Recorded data
________

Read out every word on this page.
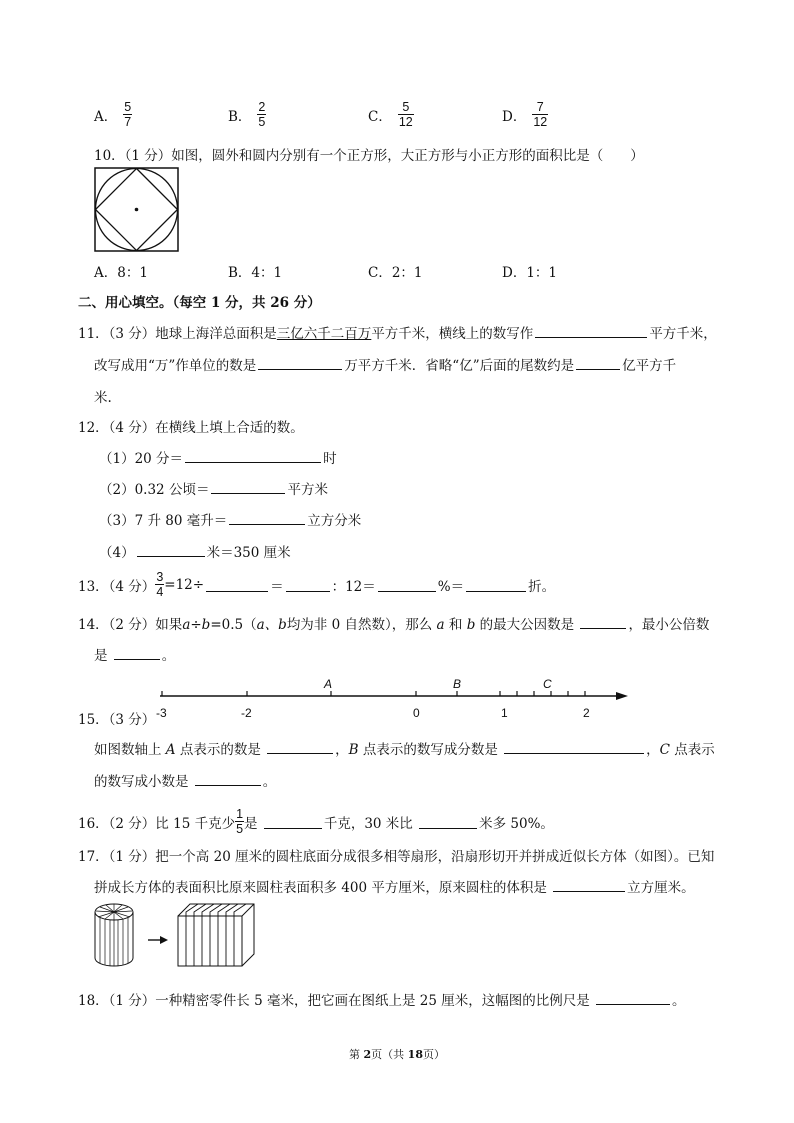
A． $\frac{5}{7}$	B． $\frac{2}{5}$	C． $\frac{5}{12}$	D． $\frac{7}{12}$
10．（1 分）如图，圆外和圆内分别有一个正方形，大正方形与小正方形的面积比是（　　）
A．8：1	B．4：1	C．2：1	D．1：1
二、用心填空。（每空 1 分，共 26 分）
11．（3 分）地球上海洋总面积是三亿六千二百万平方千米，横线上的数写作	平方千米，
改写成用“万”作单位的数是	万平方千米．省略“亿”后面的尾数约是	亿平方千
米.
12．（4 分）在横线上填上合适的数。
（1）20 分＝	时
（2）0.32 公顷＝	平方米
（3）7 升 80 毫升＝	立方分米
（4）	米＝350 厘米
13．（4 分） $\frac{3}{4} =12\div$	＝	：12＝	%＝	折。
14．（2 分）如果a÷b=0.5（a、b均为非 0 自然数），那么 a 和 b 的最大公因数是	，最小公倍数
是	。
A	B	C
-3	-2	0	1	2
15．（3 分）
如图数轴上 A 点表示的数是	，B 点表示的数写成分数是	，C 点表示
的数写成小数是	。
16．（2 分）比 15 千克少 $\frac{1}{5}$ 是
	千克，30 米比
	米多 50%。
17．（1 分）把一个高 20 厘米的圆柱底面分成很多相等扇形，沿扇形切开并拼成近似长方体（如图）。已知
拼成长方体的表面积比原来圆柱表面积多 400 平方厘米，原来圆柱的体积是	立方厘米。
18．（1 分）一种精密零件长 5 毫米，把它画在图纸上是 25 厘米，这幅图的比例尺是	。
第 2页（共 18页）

________

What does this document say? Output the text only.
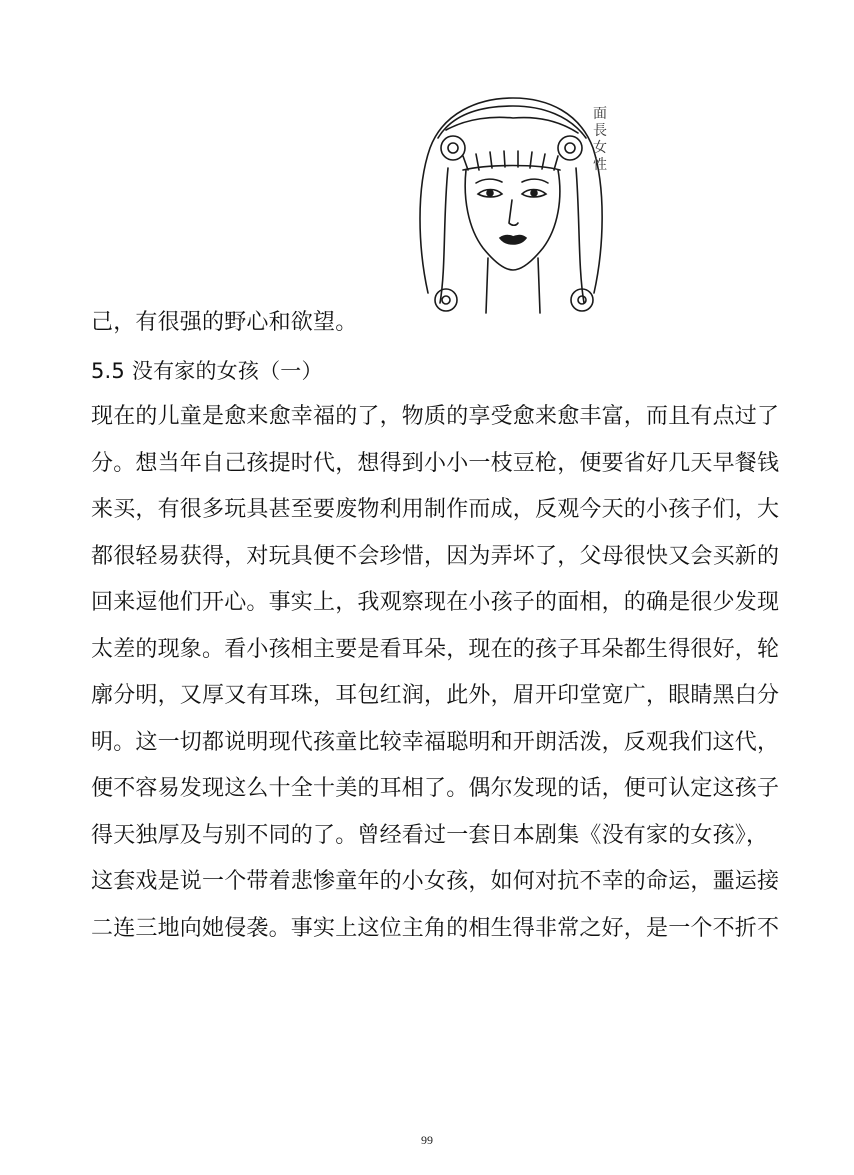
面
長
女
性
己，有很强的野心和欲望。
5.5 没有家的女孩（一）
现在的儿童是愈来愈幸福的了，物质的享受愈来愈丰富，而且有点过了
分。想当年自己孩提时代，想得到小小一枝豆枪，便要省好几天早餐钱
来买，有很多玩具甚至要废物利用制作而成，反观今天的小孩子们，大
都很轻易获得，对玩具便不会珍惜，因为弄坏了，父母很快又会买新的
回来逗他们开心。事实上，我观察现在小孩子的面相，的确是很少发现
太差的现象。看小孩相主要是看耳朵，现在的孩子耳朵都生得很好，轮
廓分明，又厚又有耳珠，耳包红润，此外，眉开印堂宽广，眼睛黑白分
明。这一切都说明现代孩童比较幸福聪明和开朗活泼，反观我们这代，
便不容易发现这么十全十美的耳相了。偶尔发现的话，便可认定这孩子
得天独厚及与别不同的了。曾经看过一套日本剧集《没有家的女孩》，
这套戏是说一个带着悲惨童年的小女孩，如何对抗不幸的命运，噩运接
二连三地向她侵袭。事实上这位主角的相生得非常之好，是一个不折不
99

________

Report each line in the preceding entries that holds the string "this".

Read out every word on this page.
What does this document say? Output the text only.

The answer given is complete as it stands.